[Saved entries]
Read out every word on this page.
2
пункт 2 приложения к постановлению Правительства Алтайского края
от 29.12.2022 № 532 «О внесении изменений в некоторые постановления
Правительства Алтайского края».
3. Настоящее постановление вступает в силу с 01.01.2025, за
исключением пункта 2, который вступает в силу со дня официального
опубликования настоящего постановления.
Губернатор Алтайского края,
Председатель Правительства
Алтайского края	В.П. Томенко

TASK BRIEF: Every entry above needs to be quoted exactly.

REPLY:
Read out every word on this page.
2
пункт 2 приложения к постановлению Правительства Алтайского края
от 29.12.2022 № 532 «О внесении изменений в некоторые постановления
Правительства Алтайского края».
3. Настоящее постановление вступает в силу с 01.01.2025, за
исключением пункта 2, который вступает в силу со дня официального
опубликования настоящего постановления.
Губернатор Алтайского края,
Председатель Правительства
Алтайского края	В.П. Томенко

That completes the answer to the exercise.